[Excerpts from a figure dataset]
--------------------
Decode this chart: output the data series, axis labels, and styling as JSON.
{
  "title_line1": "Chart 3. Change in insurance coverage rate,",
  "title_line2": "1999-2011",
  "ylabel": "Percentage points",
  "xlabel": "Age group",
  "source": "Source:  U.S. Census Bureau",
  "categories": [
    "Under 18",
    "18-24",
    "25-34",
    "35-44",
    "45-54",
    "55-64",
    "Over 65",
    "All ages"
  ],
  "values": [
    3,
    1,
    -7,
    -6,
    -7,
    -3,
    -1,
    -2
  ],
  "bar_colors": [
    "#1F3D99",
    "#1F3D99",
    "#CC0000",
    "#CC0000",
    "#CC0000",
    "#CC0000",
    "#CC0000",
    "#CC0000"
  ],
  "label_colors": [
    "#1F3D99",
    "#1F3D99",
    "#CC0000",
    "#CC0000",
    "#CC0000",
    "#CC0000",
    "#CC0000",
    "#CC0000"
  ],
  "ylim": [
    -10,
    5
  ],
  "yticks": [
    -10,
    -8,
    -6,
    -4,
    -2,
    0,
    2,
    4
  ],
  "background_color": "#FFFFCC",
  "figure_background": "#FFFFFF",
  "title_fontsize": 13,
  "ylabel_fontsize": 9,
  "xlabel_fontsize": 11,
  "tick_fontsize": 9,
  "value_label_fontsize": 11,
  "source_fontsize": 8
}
--------------------
* _What to do_:
Write out the full listing, keeping every line exactly as it is.

* _Finished exercise_:
Decode this chart: output the data series, axis labels, and styling as JSON.
{
  "title_line1": "Chart 3. Change in insurance coverage rate,",
  "title_line2": "1999-2011",
  "ylabel": "Percentage points",
  "xlabel": "Age group",
  "source": "Source:  U.S. Census Bureau",
  "categories": [
    "Under 18",
    "18-24",
    "25-34",
    "35-44",
    "45-54",
    "55-64",
    "Over 65",
    "All ages"
  ],
  "values": [
    3,
    1,
    -7,
    -6,
    -7,
    -3,
    -1,
    -2
  ],
  "bar_colors": [
    "#1F3D99",
    "#1F3D99",
    "#CC0000",
    "#CC0000",
    "#CC0000",
    "#CC0000",
    "#CC0000",
    "#CC0000"
  ],
  "label_colors": [
    "#1F3D99",
    "#1F3D99",
    "#CC0000",
    "#CC0000",
    "#CC0000",
    "#CC0000",
    "#CC0000",
    "#CC0000"
  ],
  "ylim": [
    -10,
    5
  ],
  "yticks": [
    -10,
    -8,
    -6,
    -4,
    -2,
    0,
    2,
    4
  ],
  "background_color": "#FFFFCC",
  "figure_background": "#FFFFFF",
  "title_fontsize": 13,
  "ylabel_fontsize": 9,
  "xlabel_fontsize": 11,
  "tick_fontsize": 9,
  "value_label_fontsize": 11,
  "source_fontsize": 8
}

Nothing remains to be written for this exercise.